### [EXERCISE PROMPT]
Each line below must be set down exactly; omit any image you find.

☆ ☆ ☆

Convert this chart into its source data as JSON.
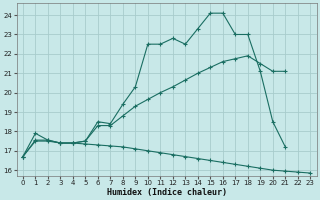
{
  "xlabel": "Humidex (Indice chaleur)",
  "bg_color": "#c8e8e8",
  "grid_color": "#a8cccc",
  "line_color": "#1a6e62",
  "xlim": [
    -0.5,
    23.5
  ],
  "ylim": [
    15.7,
    24.6
  ],
  "xticks": [
    0,
    1,
    2,
    3,
    4,
    5,
    6,
    7,
    8,
    9,
    10,
    11,
    12,
    13,
    14,
    15,
    16,
    17,
    18,
    19,
    20,
    21,
    22,
    23
  ],
  "yticks": [
    16,
    17,
    18,
    19,
    20,
    21,
    22,
    23,
    24
  ],
  "line1_x": [
    0,
    1,
    2,
    3,
    4,
    5,
    6,
    7,
    8,
    9,
    10,
    11,
    12,
    13,
    14,
    15,
    16,
    17,
    18,
    19,
    20,
    21
  ],
  "line1_y": [
    16.7,
    17.9,
    17.55,
    17.4,
    17.4,
    17.5,
    18.5,
    18.4,
    19.4,
    20.3,
    22.5,
    22.5,
    22.8,
    22.5,
    23.3,
    24.1,
    24.1,
    23.0,
    23.0,
    21.1,
    18.5,
    17.2
  ],
  "line2_x": [
    0,
    1,
    2,
    3,
    4,
    5,
    6,
    7,
    8,
    9,
    10,
    11,
    12,
    13,
    14,
    15,
    16,
    17,
    18,
    19,
    20,
    21
  ],
  "line2_y": [
    16.7,
    17.55,
    17.55,
    17.4,
    17.4,
    17.5,
    18.3,
    18.3,
    18.8,
    19.3,
    19.65,
    20.0,
    20.3,
    20.65,
    21.0,
    21.3,
    21.6,
    21.75,
    21.9,
    21.5,
    21.1,
    21.1
  ],
  "line3_x": [
    0,
    1,
    2,
    3,
    4,
    5,
    6,
    7,
    8,
    9,
    10,
    11,
    12,
    13,
    14,
    15,
    16,
    17,
    18,
    19,
    20,
    21,
    22,
    23
  ],
  "line3_y": [
    16.7,
    17.5,
    17.5,
    17.4,
    17.4,
    17.35,
    17.3,
    17.25,
    17.2,
    17.1,
    17.0,
    16.9,
    16.8,
    16.7,
    16.6,
    16.5,
    16.4,
    16.3,
    16.2,
    16.1,
    16.0,
    15.95,
    15.9,
    15.85
  ]
}
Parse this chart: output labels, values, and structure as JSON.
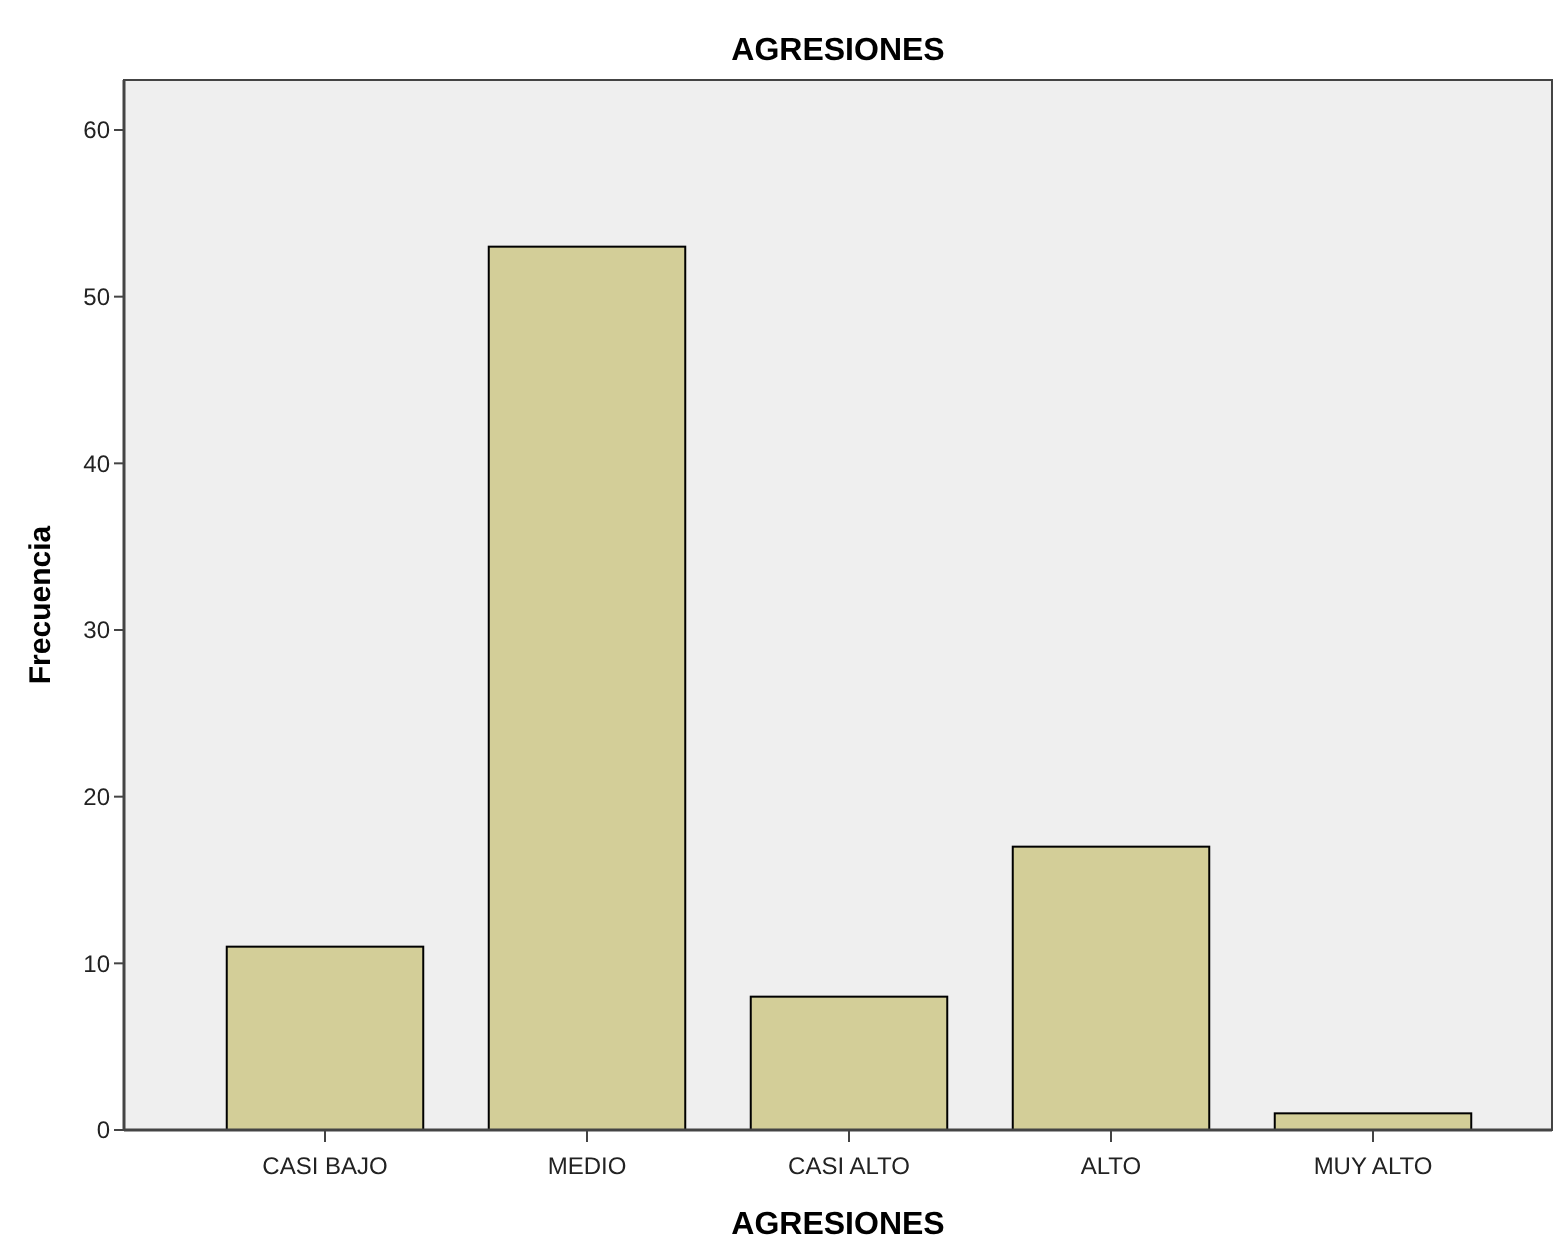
{
  "chart_data": {
    "type": "bar",
    "title": "AGRESIONES",
    "xlabel": "AGRESIONES",
    "ylabel": "Frecuencia",
    "categories": [
      "CASI BAJO",
      "MEDIO",
      "CASI ALTO",
      "ALTO",
      "MUY ALTO"
    ],
    "values": [
      11,
      53,
      8,
      17,
      1
    ],
    "color": "#d3ce98",
    "ylim": [
      0,
      63
    ],
    "yticks": [
      0,
      10,
      20,
      30,
      40,
      50,
      60
    ],
    "grid": false
  }
}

☆ ☆ ☆

### [OUTPUT OF THE EXERCISE]
Convert this chart into its source data as JSON.
{
  "xlabel": "Humidex (Indice chaleur)",
  "bg_color": "#c8e8e8",
  "grid_color": "#a8cccc",
  "line_color": "#1a6e62",
  "xlim": [
    -0.5,
    23.5
  ],
  "ylim": [
    15.7,
    24.6
  ],
  "xticks": [
    0,
    1,
    2,
    3,
    4,
    5,
    6,
    7,
    8,
    9,
    10,
    11,
    12,
    13,
    14,
    15,
    16,
    17,
    18,
    19,
    20,
    21,
    22,
    23
  ],
  "yticks": [
    16,
    17,
    18,
    19,
    20,
    21,
    22,
    23,
    24
  ],
  "line1_x": [
    0,
    1,
    2,
    3,
    4,
    5,
    6,
    7,
    8,
    9,
    10,
    11,
    12,
    13,
    14,
    15,
    16,
    17,
    18,
    19,
    20,
    21
  ],
  "line1_y": [
    16.7,
    17.9,
    17.55,
    17.4,
    17.4,
    17.5,
    18.5,
    18.4,
    19.4,
    20.3,
    22.5,
    22.5,
    22.8,
    22.5,
    23.3,
    24.1,
    24.1,
    23.0,
    23.0,
    21.1,
    18.5,
    17.2
  ],
  "line2_x": [
    0,
    1,
    2,
    3,
    4,
    5,
    6,
    7,
    8,
    9,
    10,
    11,
    12,
    13,
    14,
    15,
    16,
    17,
    18,
    19,
    20,
    21
  ],
  "line2_y": [
    16.7,
    17.55,
    17.55,
    17.4,
    17.4,
    17.5,
    18.3,
    18.3,
    18.8,
    19.3,
    19.65,
    20.0,
    20.3,
    20.65,
    21.0,
    21.3,
    21.6,
    21.75,
    21.9,
    21.5,
    21.1,
    21.1
  ],
  "line3_x": [
    0,
    1,
    2,
    3,
    4,
    5,
    6,
    7,
    8,
    9,
    10,
    11,
    12,
    13,
    14,
    15,
    16,
    17,
    18,
    19,
    20,
    21,
    22,
    23
  ],
  "line3_y": [
    16.7,
    17.5,
    17.5,
    17.4,
    17.4,
    17.35,
    17.3,
    17.25,
    17.2,
    17.1,
    17.0,
    16.9,
    16.8,
    16.7,
    16.6,
    16.5,
    16.4,
    16.3,
    16.2,
    16.1,
    16.0,
    15.95,
    15.9,
    15.85
  ]
}
Parse this chart: output labels, values, and structure as JSON.
{
  "chart_data": {
    "type": "bar",
    "title": "AGRESIONES",
    "xlabel": "AGRESIONES",
    "ylabel": "Frecuencia",
    "categories": [
      "CASI BAJO",
      "MEDIO",
      "CASI ALTO",
      "ALTO",
      "MUY ALTO"
    ],
    "values": [
      11,
      53,
      8,
      17,
      1
    ],
    "color": "#d3ce98",
    "ylim": [
      0,
      63
    ],
    "yticks": [
      0,
      10,
      20,
      30,
      40,
      50,
      60
    ],
    "grid": false
  }
}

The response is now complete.